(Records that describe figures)
____
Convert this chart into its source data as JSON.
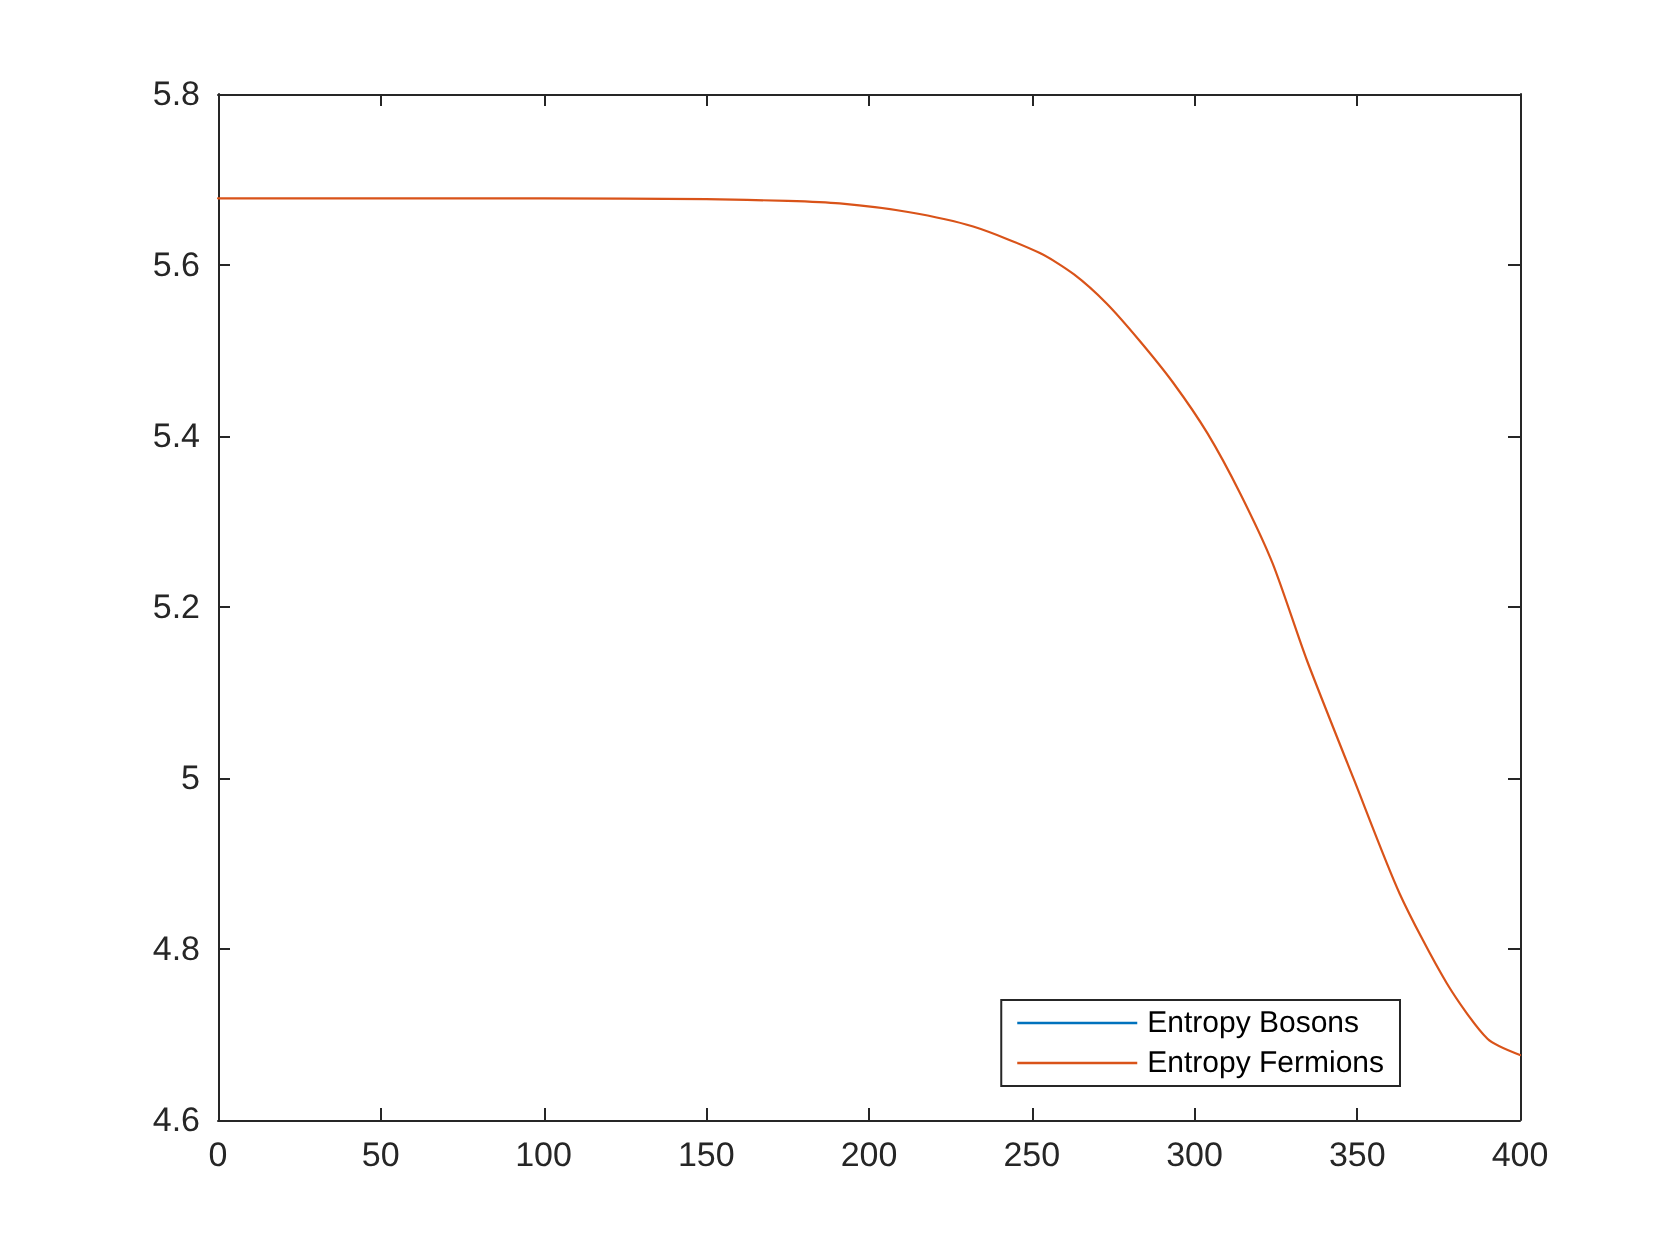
{
  "chart_data": {
    "type": "line",
    "x": [
      0,
      50,
      100,
      150,
      175,
      191,
      212,
      232,
      252.5,
      263,
      273,
      283,
      293.5,
      304,
      314,
      324,
      334.5,
      349,
      363,
      377.5,
      390,
      400
    ],
    "series": [
      {
        "name": "Entropy Bosons",
        "color": "#0072bd",
        "values": [
          null,
          null,
          null,
          null,
          null,
          null,
          null,
          null,
          null,
          null,
          null,
          null,
          null,
          null,
          null,
          null,
          null,
          null,
          null,
          null,
          null,
          null
        ]
      },
      {
        "name": "Entropy Fermions",
        "color": "#d95319",
        "values": [
          5.678,
          5.678,
          5.678,
          5.677,
          5.675,
          5.672,
          5.662,
          5.645,
          5.614,
          5.589,
          5.555,
          5.512,
          5.462,
          5.403,
          5.333,
          5.251,
          5.138,
          4.998,
          4.865,
          4.76,
          4.695,
          4.676
        ]
      }
    ],
    "xlim": [
      0,
      400
    ],
    "xticks": [
      0,
      50,
      100,
      150,
      200,
      250,
      300,
      350,
      400
    ],
    "ylim": [
      4.6,
      5.8
    ],
    "yticks": [
      4.6,
      4.8,
      5,
      5.2,
      5.4,
      5.6,
      5.8
    ],
    "grid": false,
    "legend": "bottom right",
    "marker": "none",
    "line_style": "solid"
  }
}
____
Please repeat the entries exactly. Do not include the pictures.

Convert this chart into its source data as JSON.
{
  "chart_data": {
    "type": "line",
    "x": [
      0,
      50,
      100,
      150,
      175,
      191,
      212,
      232,
      252.5,
      263,
      273,
      283,
      293.5,
      304,
      314,
      324,
      334.5,
      349,
      363,
      377.5,
      390,
      400
    ],
    "series": [
      {
        "name": "Entropy Bosons",
        "color": "#0072bd",
        "values": [
          null,
          null,
          null,
          null,
          null,
          null,
          null,
          null,
          null,
          null,
          null,
          null,
          null,
          null,
          null,
          null,
          null,
          null,
          null,
          null,
          null,
          null
        ]
      },
      {
        "name": "Entropy Fermions",
        "color": "#d95319",
        "values": [
          5.678,
          5.678,
          5.678,
          5.677,
          5.675,
          5.672,
          5.662,
          5.645,
          5.614,
          5.589,
          5.555,
          5.512,
          5.462,
          5.403,
          5.333,
          5.251,
          5.138,
          4.998,
          4.865,
          4.76,
          4.695,
          4.676
        ]
      }
    ],
    "xlim": [
      0,
      400
    ],
    "xticks": [
      0,
      50,
      100,
      150,
      200,
      250,
      300,
      350,
      400
    ],
    "ylim": [
      4.6,
      5.8
    ],
    "yticks": [
      4.6,
      4.8,
      5,
      5.2,
      5.4,
      5.6,
      5.8
    ],
    "grid": false,
    "legend": "bottom right",
    "marker": "none",
    "line_style": "solid"
  }
}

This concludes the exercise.